-- Exercise directions --
Please print the full listing exactly.

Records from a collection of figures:
..........
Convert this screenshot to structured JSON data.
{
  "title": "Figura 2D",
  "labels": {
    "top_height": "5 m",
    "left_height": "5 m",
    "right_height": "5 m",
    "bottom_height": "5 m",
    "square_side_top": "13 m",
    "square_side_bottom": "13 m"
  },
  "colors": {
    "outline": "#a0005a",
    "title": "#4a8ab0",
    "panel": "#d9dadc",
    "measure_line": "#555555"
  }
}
..........
-- Answer to the problem --
Convert this screenshot to structured JSON data.
{
  "title": "Figura 2D",
  "labels": {
    "top_height": "5 m",
    "left_height": "5 m",
    "right_height": "5 m",
    "bottom_height": "5 m",
    "square_side_top": "13 m",
    "square_side_bottom": "13 m"
  },
  "colors": {
    "outline": "#a0005a",
    "title": "#4a8ab0",
    "panel": "#d9dadc",
    "measure_line": "#555555"
  }
}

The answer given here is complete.